**GIVEN TASK A:** In the interview about European courts and human rights, what court does the speaker mean by "Strasbourg Court"?

[EXCERPTED PASSAGE start]

Interviewer: Rohit K. Pothukuchi

Critics have alleged that European courts have been neglecting international human rights laws, guidelines, and principles. Do you feel this is true?

If we take the European Convention on Human Rights (“European Convention”) as the center of international human rights law as it applies in Europe, well no, I don’t think European courts have been neglecting human rights law at all. In Britain in particular, because of the British Human Rights Act, they have been given legal authority to give certain forms of legal effect to the European Convention in English law and they have taken up that authorization from the British parliament with quite a bit of creativity and enthusiasm. They have not at all been slow to give effect to human rights law in the form of the European Convention. In British law the courts have been careful in some ways, and there are decisions in which they have held that they need to defer to the judgment of Parliament and the judgment other public authorities on certain issues that are relevant to international human rights law. But where they find a violation of the European Convention they don’t hesitate in using the power that they have been given by Parliament to strike down decisions of public authorities, and you can say the same fairly generally about courts across Europe. Of course, the European Convention has a different kind of legal effect in the laws of different countries. In quite a few European countries the courts of the state have power to give effect to the European Convention and I think they do so pretty readily. There are some exceptions; there are a huge number of cases challenging the judicial processes in Russia for example. So there are exceptions, but generally the courts in Europe I would say are quite enthusiastic in giving effect to the European Convention.

In giving effect to human rights principles and the European Convention, have the views of different courts in Europe been clashing with those of state governments?

Oh yes, quite clearly and definitely. For example, the British courts have consistently adopted a line on control of immigration decisions in Britain that is a direct and quite striking clash with the views of British politicians. Not just one or two politicians, but everyone in the British parliament who speaks out in public about immigration law today is criticizing the role of the courts in preventing deportation of illegal immigrants on the grounds of the right to privacy and family life under the European Convention. That’s just one example of a clash between British courts and the government.

Of course, there is also a clash between the governments of countries in Europe and the Strasbourg court. By ‘Strasbourg Court’, I am referring to the European Court of Human Rights, the court that’s responsible for deciding how to apply the European Convention across Europe.

[EXCERPTED PASSAGE end]

**GIVEN TASK B:** Lay out the records below as a numbered list, from their first line through the line containing "nav-item-pracuj[interactable]: Pracuj z", skipping blank lines.

[SUPPLIED RECORDS start]

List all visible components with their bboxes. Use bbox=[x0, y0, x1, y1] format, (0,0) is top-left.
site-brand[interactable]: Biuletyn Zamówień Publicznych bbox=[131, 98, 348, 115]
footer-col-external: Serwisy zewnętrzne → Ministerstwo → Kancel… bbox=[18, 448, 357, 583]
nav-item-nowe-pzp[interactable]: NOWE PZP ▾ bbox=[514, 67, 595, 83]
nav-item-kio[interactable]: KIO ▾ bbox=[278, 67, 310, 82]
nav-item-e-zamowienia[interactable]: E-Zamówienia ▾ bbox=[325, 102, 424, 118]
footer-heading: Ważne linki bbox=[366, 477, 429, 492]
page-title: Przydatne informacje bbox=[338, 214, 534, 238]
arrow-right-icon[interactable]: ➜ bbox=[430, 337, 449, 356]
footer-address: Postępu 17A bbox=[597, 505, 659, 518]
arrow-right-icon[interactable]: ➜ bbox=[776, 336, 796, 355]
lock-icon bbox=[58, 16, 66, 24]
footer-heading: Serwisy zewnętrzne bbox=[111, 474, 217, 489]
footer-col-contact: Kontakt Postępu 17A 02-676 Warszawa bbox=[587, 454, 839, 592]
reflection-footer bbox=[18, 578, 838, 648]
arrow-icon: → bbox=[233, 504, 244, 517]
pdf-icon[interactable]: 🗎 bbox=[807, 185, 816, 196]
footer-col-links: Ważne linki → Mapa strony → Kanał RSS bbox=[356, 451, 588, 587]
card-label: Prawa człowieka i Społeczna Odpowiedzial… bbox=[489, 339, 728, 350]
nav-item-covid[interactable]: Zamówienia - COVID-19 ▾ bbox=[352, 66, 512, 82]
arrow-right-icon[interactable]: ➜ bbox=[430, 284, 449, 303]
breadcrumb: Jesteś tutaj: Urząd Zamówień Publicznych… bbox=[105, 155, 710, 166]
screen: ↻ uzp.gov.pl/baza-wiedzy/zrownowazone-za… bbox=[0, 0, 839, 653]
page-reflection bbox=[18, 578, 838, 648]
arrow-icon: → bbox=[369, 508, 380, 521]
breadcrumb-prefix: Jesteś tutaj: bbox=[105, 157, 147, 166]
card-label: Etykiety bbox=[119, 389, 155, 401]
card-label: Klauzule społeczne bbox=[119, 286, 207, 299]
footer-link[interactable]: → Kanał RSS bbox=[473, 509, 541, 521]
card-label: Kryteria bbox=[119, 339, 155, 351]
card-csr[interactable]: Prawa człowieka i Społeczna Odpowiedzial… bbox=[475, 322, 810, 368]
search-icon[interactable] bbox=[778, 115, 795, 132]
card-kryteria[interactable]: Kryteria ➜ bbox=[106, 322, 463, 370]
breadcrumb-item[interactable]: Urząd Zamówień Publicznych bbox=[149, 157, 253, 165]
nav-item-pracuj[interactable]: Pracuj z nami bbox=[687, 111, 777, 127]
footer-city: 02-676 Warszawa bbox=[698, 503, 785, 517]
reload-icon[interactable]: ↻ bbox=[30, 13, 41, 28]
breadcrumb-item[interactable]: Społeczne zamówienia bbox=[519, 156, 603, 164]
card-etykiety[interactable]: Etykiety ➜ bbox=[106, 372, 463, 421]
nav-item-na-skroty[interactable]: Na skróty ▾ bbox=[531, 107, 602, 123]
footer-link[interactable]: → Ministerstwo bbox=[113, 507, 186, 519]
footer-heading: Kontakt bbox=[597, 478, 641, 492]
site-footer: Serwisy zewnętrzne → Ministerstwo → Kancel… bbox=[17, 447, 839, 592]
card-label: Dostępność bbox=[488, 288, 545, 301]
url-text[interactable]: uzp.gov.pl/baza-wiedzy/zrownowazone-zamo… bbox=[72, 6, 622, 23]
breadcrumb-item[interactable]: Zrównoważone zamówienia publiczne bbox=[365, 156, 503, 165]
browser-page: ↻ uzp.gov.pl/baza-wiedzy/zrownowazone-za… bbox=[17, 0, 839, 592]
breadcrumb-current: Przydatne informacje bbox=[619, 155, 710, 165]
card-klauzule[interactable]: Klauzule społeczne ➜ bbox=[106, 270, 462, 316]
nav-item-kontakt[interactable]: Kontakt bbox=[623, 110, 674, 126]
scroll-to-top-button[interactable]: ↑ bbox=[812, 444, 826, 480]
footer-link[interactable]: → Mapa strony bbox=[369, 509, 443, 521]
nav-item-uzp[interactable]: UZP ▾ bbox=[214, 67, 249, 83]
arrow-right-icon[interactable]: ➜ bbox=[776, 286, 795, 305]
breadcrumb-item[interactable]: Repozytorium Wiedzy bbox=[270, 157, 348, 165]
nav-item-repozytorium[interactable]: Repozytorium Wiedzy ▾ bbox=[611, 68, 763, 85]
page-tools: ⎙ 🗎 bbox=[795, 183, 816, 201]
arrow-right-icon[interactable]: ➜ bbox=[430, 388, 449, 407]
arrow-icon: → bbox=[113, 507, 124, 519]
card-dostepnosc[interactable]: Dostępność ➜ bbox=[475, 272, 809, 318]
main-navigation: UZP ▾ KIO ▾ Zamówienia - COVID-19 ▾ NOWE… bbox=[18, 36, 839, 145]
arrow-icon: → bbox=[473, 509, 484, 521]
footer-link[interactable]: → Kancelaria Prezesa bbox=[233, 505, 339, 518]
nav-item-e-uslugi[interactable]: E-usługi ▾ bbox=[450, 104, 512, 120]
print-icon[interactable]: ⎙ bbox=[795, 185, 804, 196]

[SUPPLIED RECORDS end]

**OUTPUT A:** The European Court of Human Rights.

**OUTPUT B:**
1. List all visible components with their bboxes. Use bbox=[x0, y0, x1, y1] format, (0,0) is top-left.
2. site-brand[interactable]: Biuletyn Zamówień Publicznych bbox=[131, 98, 348, 115]
3. footer-col-external: Serwisy zewnętrzne → Ministerstwo → Kancel… bbox=[18, 448, 357, 583]
4. nav-item-nowe-pzp[interactable]: NOWE PZP ▾ bbox=[514, 67, 595, 83]
5. nav-item-kio[interactable]: KIO ▾ bbox=[278, 67, 310, 82]
6. nav-item-e-zamowienia[interactable]: E-Zamówienia ▾ bbox=[325, 102, 424, 118]
7. footer-heading: Ważne linki bbox=[366, 477, 429, 492]
8. page-title: Przydatne informacje bbox=[338, 214, 534, 238]
9. arrow-right-icon[interactable]: ➜ bbox=[430, 337, 449, 356]
10. footer-address: Postępu 17A bbox=[597, 505, 659, 518]
11. arrow-right-icon[interactable]: ➜ bbox=[776, 336, 796, 355]
12. lock-icon bbox=[58, 16, 66, 24]
13. footer-heading: Serwisy zewnętrzne bbox=[111, 474, 217, 489]
14. footer-col-contact: Kontakt Postępu 17A 02-676 Warszawa bbox=[587, 454, 839, 592]
15. reflection-footer bbox=[18, 578, 838, 648]
16. arrow-icon: → bbox=[233, 504, 244, 517]
17. pdf-icon[interactable]: 🗎 bbox=[807, 185, 816, 196]
18. footer-col-links: Ważne linki → Mapa strony → Kanał RSS bbox=[356, 451, 588, 587]
19. card-label: Prawa człowieka i Społeczna Odpowiedzial… bbox=[489, 339, 728, 350]
20. nav-item-covid[interactable]: Zamówienia - COVID-19 ▾ bbox=[352, 66, 512, 82]
21. arrow-right-icon[interactable]: ➜ bbox=[430, 284, 449, 303]
22. breadcrumb: Jesteś tutaj: Urząd Zamówień Publicznych… bbox=[105, 155, 710, 166]
23. screen: ↻ uzp.gov.pl/baza-wiedzy/zrownowazone-za… bbox=[0, 0, 839, 653]
24. page-reflection bbox=[18, 578, 838, 648]
25. arrow-icon: → bbox=[369, 508, 380, 521]
26. breadcrumb-prefix: Jesteś tutaj: bbox=[105, 157, 147, 166]
27. card-label: Etykiety bbox=[119, 389, 155, 401]
28. card-label: Klauzule społeczne bbox=[119, 286, 207, 299]
29. footer-link[interactable]: → Kanał RSS bbox=[473, 509, 541, 521]
30. card-label: Kryteria bbox=[119, 339, 155, 351]
31. card-csr[interactable]: Prawa człowieka i Społeczna Odpowiedzial… bbox=[475, 322, 810, 368]
32. search-icon[interactable] bbox=[778, 115, 795, 132]
33. card-kryteria[interactable]: Kryteria ➜ bbox=[106, 322, 463, 370]
34. breadcrumb-item[interactable]: Urząd Zamówień Publicznych bbox=[149, 157, 253, 165]
35. nav-item-pracuj[interactable]: Pracuj z nami bbox=[687, 111, 777, 127]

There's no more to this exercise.